■ Task requirements ■
Out of the lines below, please list those that hold the string "dark".

■ Input material ■
****************************************

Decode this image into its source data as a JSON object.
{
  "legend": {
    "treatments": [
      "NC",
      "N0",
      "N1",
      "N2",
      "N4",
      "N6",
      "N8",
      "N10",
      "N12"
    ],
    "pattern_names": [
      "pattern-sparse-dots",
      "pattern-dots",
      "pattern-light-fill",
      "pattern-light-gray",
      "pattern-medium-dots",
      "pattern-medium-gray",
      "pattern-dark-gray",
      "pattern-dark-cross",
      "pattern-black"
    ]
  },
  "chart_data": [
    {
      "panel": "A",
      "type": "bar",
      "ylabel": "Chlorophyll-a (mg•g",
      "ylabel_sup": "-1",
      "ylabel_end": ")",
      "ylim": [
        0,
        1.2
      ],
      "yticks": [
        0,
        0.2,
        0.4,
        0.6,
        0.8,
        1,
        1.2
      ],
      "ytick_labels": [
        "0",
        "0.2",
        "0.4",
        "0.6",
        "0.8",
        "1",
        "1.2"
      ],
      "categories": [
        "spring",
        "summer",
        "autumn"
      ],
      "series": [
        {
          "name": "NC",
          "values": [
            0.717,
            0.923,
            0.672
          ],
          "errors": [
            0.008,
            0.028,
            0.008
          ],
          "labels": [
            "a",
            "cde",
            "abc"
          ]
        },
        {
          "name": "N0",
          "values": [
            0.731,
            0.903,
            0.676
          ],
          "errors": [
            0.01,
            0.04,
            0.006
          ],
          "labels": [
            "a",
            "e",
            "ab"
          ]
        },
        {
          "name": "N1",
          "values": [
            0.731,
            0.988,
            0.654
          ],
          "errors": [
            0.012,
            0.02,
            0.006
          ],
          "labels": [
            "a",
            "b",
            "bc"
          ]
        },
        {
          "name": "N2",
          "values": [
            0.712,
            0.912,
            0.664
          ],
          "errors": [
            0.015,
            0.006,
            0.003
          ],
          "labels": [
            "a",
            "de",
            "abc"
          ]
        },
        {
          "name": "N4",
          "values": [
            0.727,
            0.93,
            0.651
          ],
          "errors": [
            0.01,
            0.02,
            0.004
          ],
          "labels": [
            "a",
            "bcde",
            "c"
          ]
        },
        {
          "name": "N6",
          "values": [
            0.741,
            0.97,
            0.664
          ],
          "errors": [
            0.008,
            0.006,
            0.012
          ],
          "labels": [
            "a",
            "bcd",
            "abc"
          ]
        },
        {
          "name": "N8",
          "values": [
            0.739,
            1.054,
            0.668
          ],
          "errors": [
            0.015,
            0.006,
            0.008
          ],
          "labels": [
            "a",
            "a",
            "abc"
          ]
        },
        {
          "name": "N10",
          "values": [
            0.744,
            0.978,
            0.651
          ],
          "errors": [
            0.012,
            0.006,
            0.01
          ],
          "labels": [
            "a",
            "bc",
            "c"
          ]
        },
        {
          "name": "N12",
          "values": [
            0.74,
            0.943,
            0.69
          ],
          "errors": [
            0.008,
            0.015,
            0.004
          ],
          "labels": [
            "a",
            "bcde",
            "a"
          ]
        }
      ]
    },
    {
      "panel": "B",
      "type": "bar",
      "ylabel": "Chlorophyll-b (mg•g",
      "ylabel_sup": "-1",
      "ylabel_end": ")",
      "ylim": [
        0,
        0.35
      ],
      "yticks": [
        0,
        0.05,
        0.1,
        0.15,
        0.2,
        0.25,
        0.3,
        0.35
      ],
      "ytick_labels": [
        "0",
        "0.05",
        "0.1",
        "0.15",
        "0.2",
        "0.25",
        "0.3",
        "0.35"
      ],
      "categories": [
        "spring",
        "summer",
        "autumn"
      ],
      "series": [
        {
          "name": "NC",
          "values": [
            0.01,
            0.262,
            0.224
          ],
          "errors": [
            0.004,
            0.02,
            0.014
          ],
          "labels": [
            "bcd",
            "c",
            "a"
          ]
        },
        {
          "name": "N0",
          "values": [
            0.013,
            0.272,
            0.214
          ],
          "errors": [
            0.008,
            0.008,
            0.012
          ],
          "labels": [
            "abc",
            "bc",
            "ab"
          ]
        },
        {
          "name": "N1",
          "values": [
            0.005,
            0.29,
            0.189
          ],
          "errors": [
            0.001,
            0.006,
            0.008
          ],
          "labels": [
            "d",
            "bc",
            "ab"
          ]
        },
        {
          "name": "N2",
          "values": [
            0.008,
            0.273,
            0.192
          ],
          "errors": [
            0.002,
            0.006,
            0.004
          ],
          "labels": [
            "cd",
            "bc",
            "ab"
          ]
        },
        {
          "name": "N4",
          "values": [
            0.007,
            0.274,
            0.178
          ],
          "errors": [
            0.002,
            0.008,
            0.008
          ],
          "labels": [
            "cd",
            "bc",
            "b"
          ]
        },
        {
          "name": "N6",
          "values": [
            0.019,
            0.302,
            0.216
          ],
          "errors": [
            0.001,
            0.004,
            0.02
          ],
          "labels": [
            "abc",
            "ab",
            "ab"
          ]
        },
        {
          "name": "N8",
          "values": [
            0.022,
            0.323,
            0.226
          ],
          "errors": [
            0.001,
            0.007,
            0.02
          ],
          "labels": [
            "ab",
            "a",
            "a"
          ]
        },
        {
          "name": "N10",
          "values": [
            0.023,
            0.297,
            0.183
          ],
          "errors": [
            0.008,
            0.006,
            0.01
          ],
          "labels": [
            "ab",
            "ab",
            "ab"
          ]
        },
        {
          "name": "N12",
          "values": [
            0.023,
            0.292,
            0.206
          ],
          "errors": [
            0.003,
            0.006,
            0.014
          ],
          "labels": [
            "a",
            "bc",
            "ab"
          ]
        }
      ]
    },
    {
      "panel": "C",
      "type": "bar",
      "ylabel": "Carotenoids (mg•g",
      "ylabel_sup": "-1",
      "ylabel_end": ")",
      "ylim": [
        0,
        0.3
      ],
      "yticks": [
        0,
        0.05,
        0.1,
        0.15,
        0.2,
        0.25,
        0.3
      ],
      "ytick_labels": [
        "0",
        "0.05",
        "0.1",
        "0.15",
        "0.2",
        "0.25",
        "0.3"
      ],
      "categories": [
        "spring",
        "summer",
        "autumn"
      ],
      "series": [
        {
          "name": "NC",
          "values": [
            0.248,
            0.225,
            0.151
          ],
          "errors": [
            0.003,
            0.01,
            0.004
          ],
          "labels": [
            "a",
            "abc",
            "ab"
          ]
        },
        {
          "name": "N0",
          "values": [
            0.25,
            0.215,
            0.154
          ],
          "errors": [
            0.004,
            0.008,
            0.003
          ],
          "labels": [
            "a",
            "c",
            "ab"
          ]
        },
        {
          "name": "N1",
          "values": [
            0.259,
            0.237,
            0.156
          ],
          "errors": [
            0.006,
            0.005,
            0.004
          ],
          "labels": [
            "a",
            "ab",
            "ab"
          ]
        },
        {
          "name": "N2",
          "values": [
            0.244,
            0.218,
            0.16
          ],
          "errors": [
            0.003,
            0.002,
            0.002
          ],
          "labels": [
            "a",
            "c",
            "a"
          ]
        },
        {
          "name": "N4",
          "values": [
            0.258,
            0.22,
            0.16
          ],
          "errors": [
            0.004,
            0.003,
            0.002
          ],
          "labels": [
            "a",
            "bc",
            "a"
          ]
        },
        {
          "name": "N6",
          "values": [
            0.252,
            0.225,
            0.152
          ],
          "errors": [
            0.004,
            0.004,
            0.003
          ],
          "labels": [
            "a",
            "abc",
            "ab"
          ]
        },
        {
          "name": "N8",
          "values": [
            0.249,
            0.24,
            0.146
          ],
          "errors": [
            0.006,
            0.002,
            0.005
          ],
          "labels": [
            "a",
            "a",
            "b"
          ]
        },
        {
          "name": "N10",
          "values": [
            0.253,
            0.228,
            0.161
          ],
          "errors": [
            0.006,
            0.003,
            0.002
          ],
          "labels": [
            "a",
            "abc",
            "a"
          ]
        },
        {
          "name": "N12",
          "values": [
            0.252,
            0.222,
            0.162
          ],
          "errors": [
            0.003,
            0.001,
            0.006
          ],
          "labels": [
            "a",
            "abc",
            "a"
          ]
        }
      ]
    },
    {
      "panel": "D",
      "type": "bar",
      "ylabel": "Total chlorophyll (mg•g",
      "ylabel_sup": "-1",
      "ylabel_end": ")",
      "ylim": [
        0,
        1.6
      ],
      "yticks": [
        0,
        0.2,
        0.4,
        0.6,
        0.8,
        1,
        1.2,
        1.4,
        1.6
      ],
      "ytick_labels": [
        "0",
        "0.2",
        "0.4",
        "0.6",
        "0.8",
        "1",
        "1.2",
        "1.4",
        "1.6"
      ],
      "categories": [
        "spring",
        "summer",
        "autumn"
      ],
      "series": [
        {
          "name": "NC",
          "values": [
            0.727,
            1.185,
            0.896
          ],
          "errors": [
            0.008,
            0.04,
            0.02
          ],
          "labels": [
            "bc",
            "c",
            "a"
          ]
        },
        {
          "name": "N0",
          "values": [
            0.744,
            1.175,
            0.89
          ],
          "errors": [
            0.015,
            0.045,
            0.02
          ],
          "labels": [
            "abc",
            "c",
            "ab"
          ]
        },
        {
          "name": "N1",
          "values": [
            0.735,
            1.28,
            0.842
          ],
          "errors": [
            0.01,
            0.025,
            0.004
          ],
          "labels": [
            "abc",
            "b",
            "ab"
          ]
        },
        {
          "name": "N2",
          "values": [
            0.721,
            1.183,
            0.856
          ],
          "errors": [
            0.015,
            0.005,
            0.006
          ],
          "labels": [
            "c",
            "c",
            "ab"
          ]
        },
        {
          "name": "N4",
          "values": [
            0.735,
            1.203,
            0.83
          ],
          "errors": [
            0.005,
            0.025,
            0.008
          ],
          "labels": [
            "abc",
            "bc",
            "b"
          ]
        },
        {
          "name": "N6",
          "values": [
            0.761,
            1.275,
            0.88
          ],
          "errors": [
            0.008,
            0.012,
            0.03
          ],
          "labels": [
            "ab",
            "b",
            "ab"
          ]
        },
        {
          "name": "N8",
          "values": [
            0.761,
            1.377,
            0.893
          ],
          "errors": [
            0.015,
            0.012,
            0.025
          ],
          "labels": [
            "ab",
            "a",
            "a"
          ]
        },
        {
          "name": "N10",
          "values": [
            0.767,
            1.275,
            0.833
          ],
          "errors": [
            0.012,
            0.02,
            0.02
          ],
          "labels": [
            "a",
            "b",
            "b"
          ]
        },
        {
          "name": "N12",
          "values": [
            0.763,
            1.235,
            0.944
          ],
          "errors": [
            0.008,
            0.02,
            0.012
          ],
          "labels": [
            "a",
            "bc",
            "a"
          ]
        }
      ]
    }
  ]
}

****************************************

■ Result for this task ■
      "pattern-dark-gray",
      "pattern-dark-cross",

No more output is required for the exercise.